_DATASET ENTRIES_

[Start]

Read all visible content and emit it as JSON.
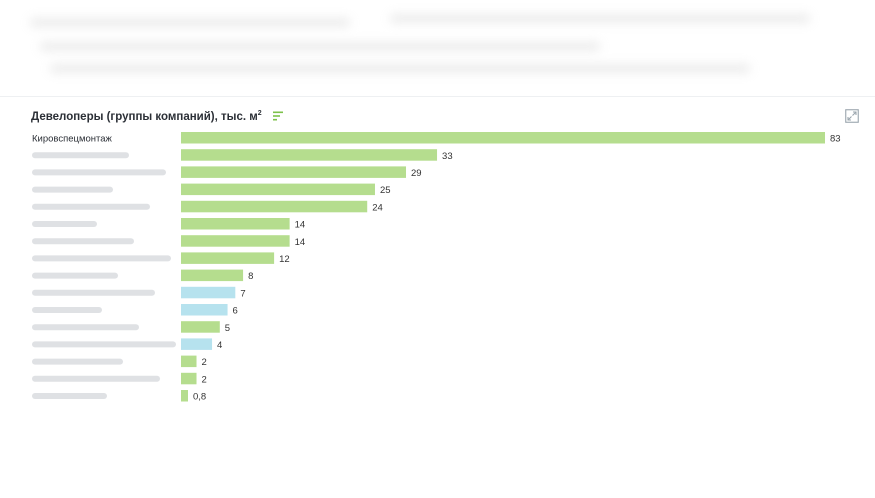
{
  "header": {
    "title": "Девелоперы (группы компаний), тыс. м",
    "title_sup": "2"
  },
  "icons": {
    "sort": "sort-bars-icon",
    "expand": "expand-icon"
  },
  "colors": {
    "green": "#b5dd8e",
    "blue": "#b6e2ee",
    "value_text": "#333333",
    "label_text": "#2b2f36"
  },
  "chart_data": {
    "type": "bar",
    "orientation": "horizontal",
    "categories": [
      "Кировспецмонтаж",
      "",
      "",
      "",
      "",
      "",
      "",
      "",
      "",
      "",
      "",
      "",
      "",
      "",
      "",
      ""
    ],
    "values": [
      83,
      33,
      29,
      25,
      24,
      14,
      14,
      12,
      8,
      7,
      6,
      5,
      4,
      2,
      2,
      0.8
    ],
    "value_labels": [
      "83",
      "33",
      "29",
      "25",
      "24",
      "14",
      "14",
      "12",
      "8",
      "7",
      "6",
      "5",
      "4",
      "2",
      "2",
      "0,8"
    ],
    "bar_colors": [
      "green",
      "green",
      "green",
      "green",
      "green",
      "green",
      "green",
      "green",
      "green",
      "blue",
      "blue",
      "green",
      "blue",
      "green",
      "green",
      "green"
    ],
    "blurred_labels": [
      false,
      true,
      true,
      true,
      true,
      true,
      true,
      true,
      true,
      true,
      true,
      true,
      true,
      true,
      true,
      true
    ],
    "xlim": [
      0,
      83
    ],
    "grid": false,
    "legend": "none"
  }
}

[End]

_PROBLEM DESCRIPTION_
Omit every image. Quote each record exactly.

_ANSWER TO THE PROBLEM_
Read all visible content and emit it as JSON.
{
  "header": {
    "title": "Девелоперы (группы компаний), тыс. м",
    "title_sup": "2"
  },
  "icons": {
    "sort": "sort-bars-icon",
    "expand": "expand-icon"
  },
  "colors": {
    "green": "#b5dd8e",
    "blue": "#b6e2ee",
    "value_text": "#333333",
    "label_text": "#2b2f36"
  },
  "chart_data": {
    "type": "bar",
    "orientation": "horizontal",
    "categories": [
      "Кировспецмонтаж",
      "",
      "",
      "",
      "",
      "",
      "",
      "",
      "",
      "",
      "",
      "",
      "",
      "",
      "",
      ""
    ],
    "values": [
      83,
      33,
      29,
      25,
      24,
      14,
      14,
      12,
      8,
      7,
      6,
      5,
      4,
      2,
      2,
      0.8
    ],
    "value_labels": [
      "83",
      "33",
      "29",
      "25",
      "24",
      "14",
      "14",
      "12",
      "8",
      "7",
      "6",
      "5",
      "4",
      "2",
      "2",
      "0,8"
    ],
    "bar_colors": [
      "green",
      "green",
      "green",
      "green",
      "green",
      "green",
      "green",
      "green",
      "green",
      "blue",
      "blue",
      "green",
      "blue",
      "green",
      "green",
      "green"
    ],
    "blurred_labels": [
      false,
      true,
      true,
      true,
      true,
      true,
      true,
      true,
      true,
      true,
      true,
      true,
      true,
      true,
      true,
      true
    ],
    "xlim": [
      0,
      83
    ],
    "grid": false,
    "legend": "none"
  }
}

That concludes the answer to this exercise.